◆ Data for the task ◆

################

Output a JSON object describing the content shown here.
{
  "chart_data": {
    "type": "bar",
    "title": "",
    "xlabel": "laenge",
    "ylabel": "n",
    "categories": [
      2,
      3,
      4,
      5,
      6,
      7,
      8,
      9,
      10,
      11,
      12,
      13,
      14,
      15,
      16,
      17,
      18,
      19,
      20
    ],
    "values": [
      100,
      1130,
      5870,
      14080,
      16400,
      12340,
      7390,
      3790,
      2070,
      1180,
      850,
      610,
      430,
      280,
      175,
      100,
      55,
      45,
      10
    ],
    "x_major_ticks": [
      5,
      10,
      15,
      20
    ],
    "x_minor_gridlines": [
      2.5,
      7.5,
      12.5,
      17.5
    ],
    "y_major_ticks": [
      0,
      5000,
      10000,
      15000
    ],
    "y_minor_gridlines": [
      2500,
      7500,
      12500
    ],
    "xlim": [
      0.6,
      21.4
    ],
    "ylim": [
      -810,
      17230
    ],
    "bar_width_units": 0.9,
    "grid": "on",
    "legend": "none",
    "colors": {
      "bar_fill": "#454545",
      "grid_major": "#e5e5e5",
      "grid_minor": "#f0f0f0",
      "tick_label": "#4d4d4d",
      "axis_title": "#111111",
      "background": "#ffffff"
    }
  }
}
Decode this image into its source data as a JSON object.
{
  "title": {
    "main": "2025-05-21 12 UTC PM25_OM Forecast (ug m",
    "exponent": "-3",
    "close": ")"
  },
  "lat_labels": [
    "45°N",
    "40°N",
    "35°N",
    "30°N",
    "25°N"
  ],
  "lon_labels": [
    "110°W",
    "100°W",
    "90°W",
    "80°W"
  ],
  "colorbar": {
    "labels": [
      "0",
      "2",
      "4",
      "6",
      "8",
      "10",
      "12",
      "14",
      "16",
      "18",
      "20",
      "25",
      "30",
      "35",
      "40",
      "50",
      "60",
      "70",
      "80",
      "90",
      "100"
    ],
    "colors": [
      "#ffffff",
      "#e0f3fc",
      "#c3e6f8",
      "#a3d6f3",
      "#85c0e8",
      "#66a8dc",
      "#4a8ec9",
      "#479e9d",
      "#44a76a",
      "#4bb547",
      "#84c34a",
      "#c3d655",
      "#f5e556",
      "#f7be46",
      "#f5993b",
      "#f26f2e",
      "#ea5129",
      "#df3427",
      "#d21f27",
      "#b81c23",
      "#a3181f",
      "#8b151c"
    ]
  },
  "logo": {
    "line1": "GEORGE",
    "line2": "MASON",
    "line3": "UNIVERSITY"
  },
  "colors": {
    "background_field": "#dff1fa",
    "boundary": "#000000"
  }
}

################

Using the data above, print every record exactly as shown.

Output a JSON object describing the content shown here.
{
  "chart_data": {
    "type": "bar",
    "title": "",
    "xlabel": "laenge",
    "ylabel": "n",
    "categories": [
      2,
      3,
      4,
      5,
      6,
      7,
      8,
      9,
      10,
      11,
      12,
      13,
      14,
      15,
      16,
      17,
      18,
      19,
      20
    ],
    "values": [
      100,
      1130,
      5870,
      14080,
      16400,
      12340,
      7390,
      3790,
      2070,
      1180,
      850,
      610,
      430,
      280,
      175,
      100,
      55,
      45,
      10
    ],
    "x_major_ticks": [
      5,
      10,
      15,
      20
    ],
    "x_minor_gridlines": [
      2.5,
      7.5,
      12.5,
      17.5
    ],
    "y_major_ticks": [
      0,
      5000,
      10000,
      15000
    ],
    "y_minor_gridlines": [
      2500,
      7500,
      12500
    ],
    "xlim": [
      0.6,
      21.4
    ],
    "ylim": [
      -810,
      17230
    ],
    "bar_width_units": 0.9,
    "grid": "on",
    "legend": "none",
    "colors": {
      "bar_fill": "#454545",
      "grid_major": "#e5e5e5",
      "grid_minor": "#f0f0f0",
      "tick_label": "#4d4d4d",
      "axis_title": "#111111",
      "background": "#ffffff"
    }
  }
}
Decode this image into its source data as a JSON object.
{
  "title": {
    "main": "2025-05-21 12 UTC PM25_OM Forecast (ug m",
    "exponent": "-3",
    "close": ")"
  },
  "lat_labels": [
    "45°N",
    "40°N",
    "35°N",
    "30°N",
    "25°N"
  ],
  "lon_labels": [
    "110°W",
    "100°W",
    "90°W",
    "80°W"
  ],
  "colorbar": {
    "labels": [
      "0",
      "2",
      "4",
      "6",
      "8",
      "10",
      "12",
      "14",
      "16",
      "18",
      "20",
      "25",
      "30",
      "35",
      "40",
      "50",
      "60",
      "70",
      "80",
      "90",
      "100"
    ],
    "colors": [
      "#ffffff",
      "#e0f3fc",
      "#c3e6f8",
      "#a3d6f3",
      "#85c0e8",
      "#66a8dc",
      "#4a8ec9",
      "#479e9d",
      "#44a76a",
      "#4bb547",
      "#84c34a",
      "#c3d655",
      "#f5e556",
      "#f7be46",
      "#f5993b",
      "#f26f2e",
      "#ea5129",
      "#df3427",
      "#d21f27",
      "#b81c23",
      "#a3181f",
      "#8b151c"
    ]
  },
  "logo": {
    "line1": "GEORGE",
    "line2": "MASON",
    "line3": "UNIVERSITY"
  },
  "colors": {
    "background_field": "#dff1fa",
    "boundary": "#000000"
  }
}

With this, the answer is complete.